Data entries for graphics:
+++

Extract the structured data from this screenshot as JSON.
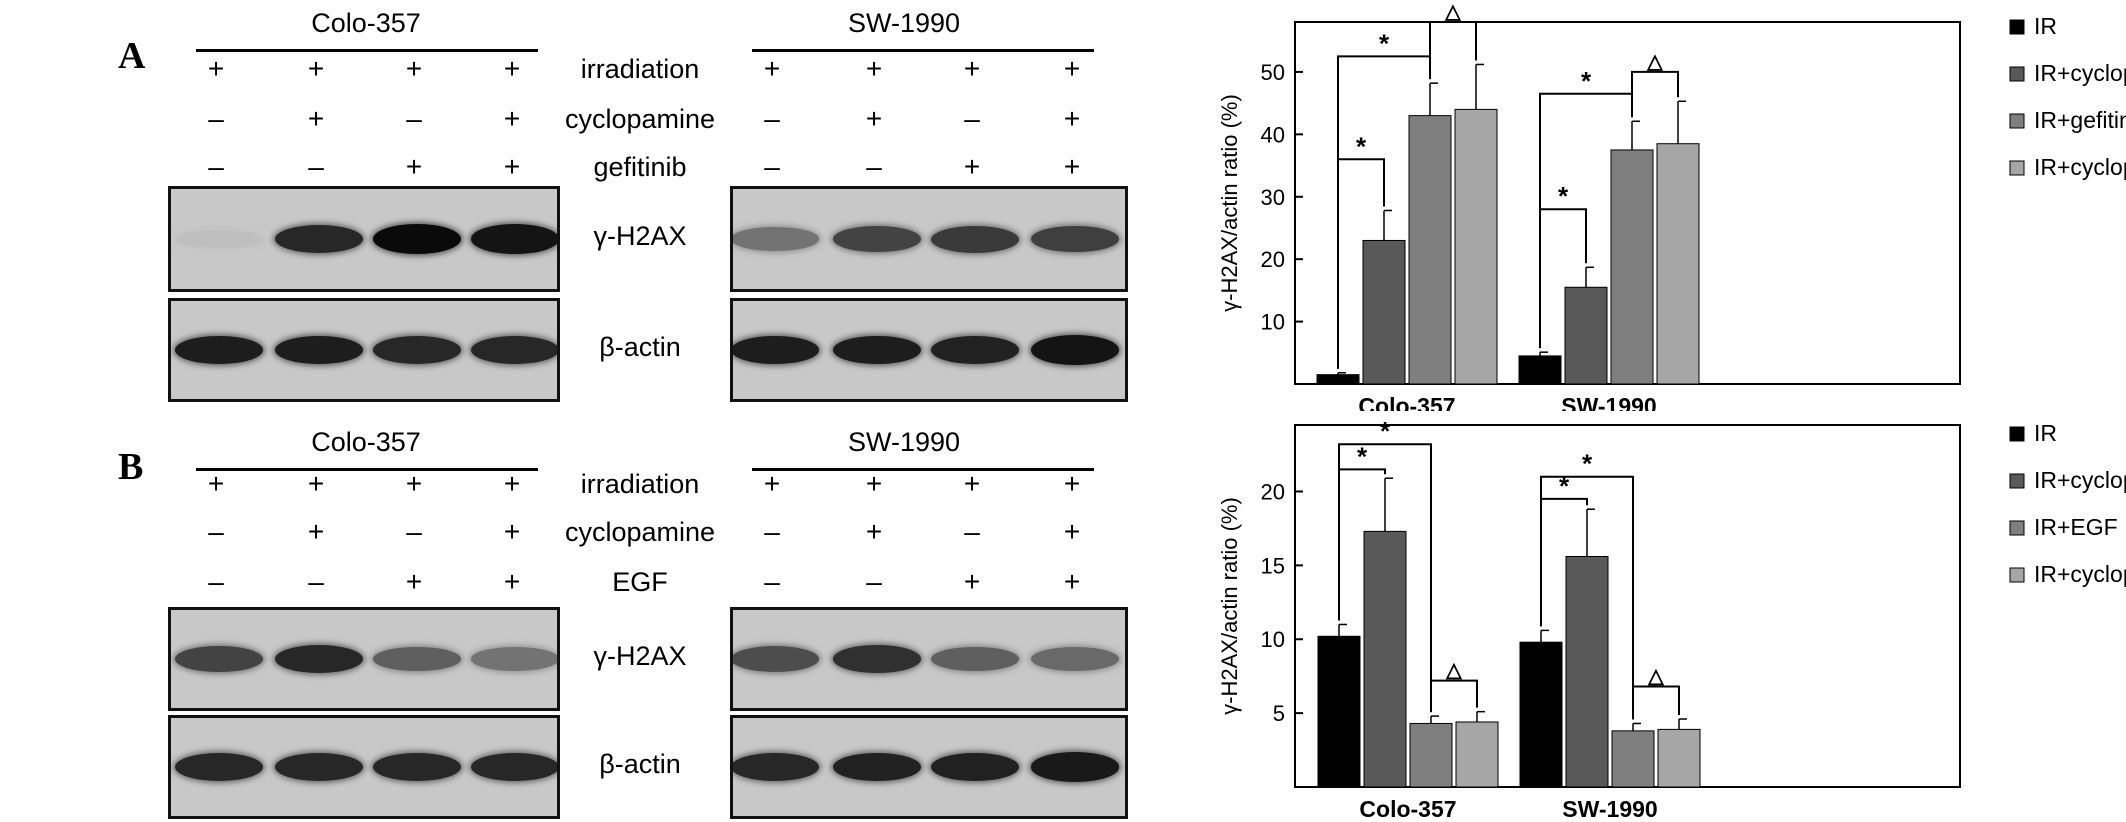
{
  "panels": [
    {
      "letter": "A",
      "cell_lines": [
        "Colo-357",
        "SW-1990"
      ],
      "treatment_rows": [
        {
          "label": "irradiation",
          "left": [
            "+",
            "+",
            "+",
            "+"
          ],
          "right": [
            "+",
            "+",
            "+",
            "+"
          ]
        },
        {
          "label": "cyclopamine",
          "left": [
            "–",
            "+",
            "–",
            "+"
          ],
          "right": [
            "–",
            "+",
            "–",
            "+"
          ]
        },
        {
          "label": "gefitinib",
          "left": [
            "–",
            "–",
            "+",
            "+"
          ],
          "right": [
            "–",
            "–",
            "+",
            "+"
          ]
        }
      ],
      "blots": [
        {
          "label": "γ-H2AX",
          "left_intensity": [
            0.05,
            0.85,
            1.0,
            0.95
          ],
          "right_intensity": [
            0.45,
            0.7,
            0.75,
            0.72
          ]
        },
        {
          "label": "β-actin",
          "left_intensity": [
            0.9,
            0.9,
            0.85,
            0.85
          ],
          "right_intensity": [
            0.9,
            0.9,
            0.88,
            0.95
          ]
        }
      ]
    },
    {
      "letter": "B",
      "cell_lines": [
        "Colo-357",
        "SW-1990"
      ],
      "treatment_rows": [
        {
          "label": "irradiation",
          "left": [
            "+",
            "+",
            "+",
            "+"
          ],
          "right": [
            "+",
            "+",
            "+",
            "+"
          ]
        },
        {
          "label": "cyclopamine",
          "left": [
            "–",
            "+",
            "–",
            "+"
          ],
          "right": [
            "–",
            "+",
            "–",
            "+"
          ]
        },
        {
          "label": "EGF",
          "left": [
            "–",
            "–",
            "+",
            "+"
          ],
          "right": [
            "–",
            "–",
            "+",
            "+"
          ]
        }
      ],
      "blots": [
        {
          "label": "γ-H2AX",
          "left_intensity": [
            0.7,
            0.85,
            0.55,
            0.45
          ],
          "right_intensity": [
            0.65,
            0.8,
            0.55,
            0.5
          ]
        },
        {
          "label": "β-actin",
          "left_intensity": [
            0.85,
            0.85,
            0.85,
            0.85
          ],
          "right_intensity": [
            0.85,
            0.88,
            0.88,
            0.92
          ]
        }
      ]
    }
  ],
  "chart_data": [
    {
      "type": "bar",
      "ylabel": "γ-H2AX/actin ratio (%)",
      "categories": [
        "Colo-357",
        "SW-1990"
      ],
      "yticks": [
        10,
        20,
        30,
        40,
        50
      ],
      "ylim": [
        0,
        58
      ],
      "series": [
        {
          "name": "IR",
          "color": "#000000",
          "values": [
            1.5,
            4.5
          ],
          "errors": [
            0.3,
            0.6
          ]
        },
        {
          "name": "IR+cyclopamine",
          "color": "#595959",
          "values": [
            23,
            15.5
          ],
          "errors": [
            4.8,
            3.2
          ]
        },
        {
          "name": "IR+gefitinib",
          "color": "#7f7f7f",
          "values": [
            43,
            37.5
          ],
          "errors": [
            5.2,
            4.6
          ]
        },
        {
          "name": "IR+cyclopamine+gefitinib",
          "color": "#a6a6a6",
          "values": [
            44,
            38.5
          ],
          "errors": [
            7.2,
            6.8
          ]
        }
      ],
      "annotations": [
        {
          "category": 0,
          "from": 0,
          "to": 1,
          "level": 36,
          "symbol": "*"
        },
        {
          "category": 0,
          "from": 0,
          "to": 2,
          "level": 52.5,
          "symbol": "*"
        },
        {
          "category": 0,
          "from": 2,
          "to": 3,
          "level": 58,
          "symbol": "△"
        },
        {
          "category": 1,
          "from": 0,
          "to": 1,
          "level": 28,
          "symbol": "*"
        },
        {
          "category": 1,
          "from": 0,
          "to": 2,
          "level": 46.5,
          "symbol": "*"
        },
        {
          "category": 1,
          "from": 2,
          "to": 3,
          "level": 50,
          "symbol": "△"
        }
      ],
      "legend_position": "right"
    },
    {
      "type": "bar",
      "ylabel": "γ-H2AX/actin ratio (%)",
      "categories": [
        "Colo-357",
        "SW-1990"
      ],
      "yticks": [
        5,
        10,
        15,
        20
      ],
      "ylim": [
        0,
        24.5
      ],
      "series": [
        {
          "name": "IR",
          "color": "#000000",
          "values": [
            10.2,
            9.8
          ],
          "errors": [
            0.8,
            0.8
          ]
        },
        {
          "name": "IR+cyclopamine",
          "color": "#595959",
          "values": [
            17.3,
            15.6
          ],
          "errors": [
            3.6,
            3.2
          ]
        },
        {
          "name": "IR+EGF",
          "color": "#7f7f7f",
          "values": [
            4.3,
            3.8
          ],
          "errors": [
            0.5,
            0.5
          ]
        },
        {
          "name": "IR+cyclopamine+EGF",
          "color": "#a6a6a6",
          "values": [
            4.4,
            3.9
          ],
          "errors": [
            0.7,
            0.7
          ]
        }
      ],
      "annotations": [
        {
          "category": 0,
          "from": 0,
          "to": 1,
          "level": 21.5,
          "symbol": "*"
        },
        {
          "category": 0,
          "from": 0,
          "to": 2,
          "level": 23.2,
          "symbol": "*"
        },
        {
          "category": 0,
          "from": 2,
          "to": 3,
          "level": 7.2,
          "symbol": "△"
        },
        {
          "category": 1,
          "from": 0,
          "to": 1,
          "level": 19.5,
          "symbol": "*"
        },
        {
          "category": 1,
          "from": 0,
          "to": 2,
          "level": 21,
          "symbol": "*"
        },
        {
          "category": 1,
          "from": 2,
          "to": 3,
          "level": 6.8,
          "symbol": "△"
        }
      ],
      "legend_position": "right"
    }
  ]
}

+++

» **WORK TO COMPLETE**
The material above holds pictures; copy everything else in it exactly.

» **IN RESPONSE**
Extract the structured data from this screenshot as JSON.
{
  "panels": [
    {
      "letter": "A",
      "cell_lines": [
        "Colo-357",
        "SW-1990"
      ],
      "treatment_rows": [
        {
          "label": "irradiation",
          "left": [
            "+",
            "+",
            "+",
            "+"
          ],
          "right": [
            "+",
            "+",
            "+",
            "+"
          ]
        },
        {
          "label": "cyclopamine",
          "left": [
            "–",
            "+",
            "–",
            "+"
          ],
          "right": [
            "–",
            "+",
            "–",
            "+"
          ]
        },
        {
          "label": "gefitinib",
          "left": [
            "–",
            "–",
            "+",
            "+"
          ],
          "right": [
            "–",
            "–",
            "+",
            "+"
          ]
        }
      ],
      "blots": [
        {
          "label": "γ-H2AX",
          "left_intensity": [
            0.05,
            0.85,
            1.0,
            0.95
          ],
          "right_intensity": [
            0.45,
            0.7,
            0.75,
            0.72
          ]
        },
        {
          "label": "β-actin",
          "left_intensity": [
            0.9,
            0.9,
            0.85,
            0.85
          ],
          "right_intensity": [
            0.9,
            0.9,
            0.88,
            0.95
          ]
        }
      ]
    },
    {
      "letter": "B",
      "cell_lines": [
        "Colo-357",
        "SW-1990"
      ],
      "treatment_rows": [
        {
          "label": "irradiation",
          "left": [
            "+",
            "+",
            "+",
            "+"
          ],
          "right": [
            "+",
            "+",
            "+",
            "+"
          ]
        },
        {
          "label": "cyclopamine",
          "left": [
            "–",
            "+",
            "–",
            "+"
          ],
          "right": [
            "–",
            "+",
            "–",
            "+"
          ]
        },
        {
          "label": "EGF",
          "left": [
            "–",
            "–",
            "+",
            "+"
          ],
          "right": [
            "–",
            "–",
            "+",
            "+"
          ]
        }
      ],
      "blots": [
        {
          "label": "γ-H2AX",
          "left_intensity": [
            0.7,
            0.85,
            0.55,
            0.45
          ],
          "right_intensity": [
            0.65,
            0.8,
            0.55,
            0.5
          ]
        },
        {
          "label": "β-actin",
          "left_intensity": [
            0.85,
            0.85,
            0.85,
            0.85
          ],
          "right_intensity": [
            0.85,
            0.88,
            0.88,
            0.92
          ]
        }
      ]
    }
  ],
  "chart_data": [
    {
      "type": "bar",
      "ylabel": "γ-H2AX/actin ratio (%)",
      "categories": [
        "Colo-357",
        "SW-1990"
      ],
      "yticks": [
        10,
        20,
        30,
        40,
        50
      ],
      "ylim": [
        0,
        58
      ],
      "series": [
        {
          "name": "IR",
          "color": "#000000",
          "values": [
            1.5,
            4.5
          ],
          "errors": [
            0.3,
            0.6
          ]
        },
        {
          "name": "IR+cyclopamine",
          "color": "#595959",
          "values": [
            23,
            15.5
          ],
          "errors": [
            4.8,
            3.2
          ]
        },
        {
          "name": "IR+gefitinib",
          "color": "#7f7f7f",
          "values": [
            43,
            37.5
          ],
          "errors": [
            5.2,
            4.6
          ]
        },
        {
          "name": "IR+cyclopamine+gefitinib",
          "color": "#a6a6a6",
          "values": [
            44,
            38.5
          ],
          "errors": [
            7.2,
            6.8
          ]
        }
      ],
      "annotations": [
        {
          "category": 0,
          "from": 0,
          "to": 1,
          "level": 36,
          "symbol": "*"
        },
        {
          "category": 0,
          "from": 0,
          "to": 2,
          "level": 52.5,
          "symbol": "*"
        },
        {
          "category": 0,
          "from": 2,
          "to": 3,
          "level": 58,
          "symbol": "△"
        },
        {
          "category": 1,
          "from": 0,
          "to": 1,
          "level": 28,
          "symbol": "*"
        },
        {
          "category": 1,
          "from": 0,
          "to": 2,
          "level": 46.5,
          "symbol": "*"
        },
        {
          "category": 1,
          "from": 2,
          "to": 3,
          "level": 50,
          "symbol": "△"
        }
      ],
      "legend_position": "right"
    },
    {
      "type": "bar",
      "ylabel": "γ-H2AX/actin ratio (%)",
      "categories": [
        "Colo-357",
        "SW-1990"
      ],
      "yticks": [
        5,
        10,
        15,
        20
      ],
      "ylim": [
        0,
        24.5
      ],
      "series": [
        {
          "name": "IR",
          "color": "#000000",
          "values": [
            10.2,
            9.8
          ],
          "errors": [
            0.8,
            0.8
          ]
        },
        {
          "name": "IR+cyclopamine",
          "color": "#595959",
          "values": [
            17.3,
            15.6
          ],
          "errors": [
            3.6,
            3.2
          ]
        },
        {
          "name": "IR+EGF",
          "color": "#7f7f7f",
          "values": [
            4.3,
            3.8
          ],
          "errors": [
            0.5,
            0.5
          ]
        },
        {
          "name": "IR+cyclopamine+EGF",
          "color": "#a6a6a6",
          "values": [
            4.4,
            3.9
          ],
          "errors": [
            0.7,
            0.7
          ]
        }
      ],
      "annotations": [
        {
          "category": 0,
          "from": 0,
          "to": 1,
          "level": 21.5,
          "symbol": "*"
        },
        {
          "category": 0,
          "from": 0,
          "to": 2,
          "level": 23.2,
          "symbol": "*"
        },
        {
          "category": 0,
          "from": 2,
          "to": 3,
          "level": 7.2,
          "symbol": "△"
        },
        {
          "category": 1,
          "from": 0,
          "to": 1,
          "level": 19.5,
          "symbol": "*"
        },
        {
          "category": 1,
          "from": 0,
          "to": 2,
          "level": 21,
          "symbol": "*"
        },
        {
          "category": 1,
          "from": 2,
          "to": 3,
          "level": 6.8,
          "symbol": "△"
        }
      ],
      "legend_position": "right"
    }
  ]
}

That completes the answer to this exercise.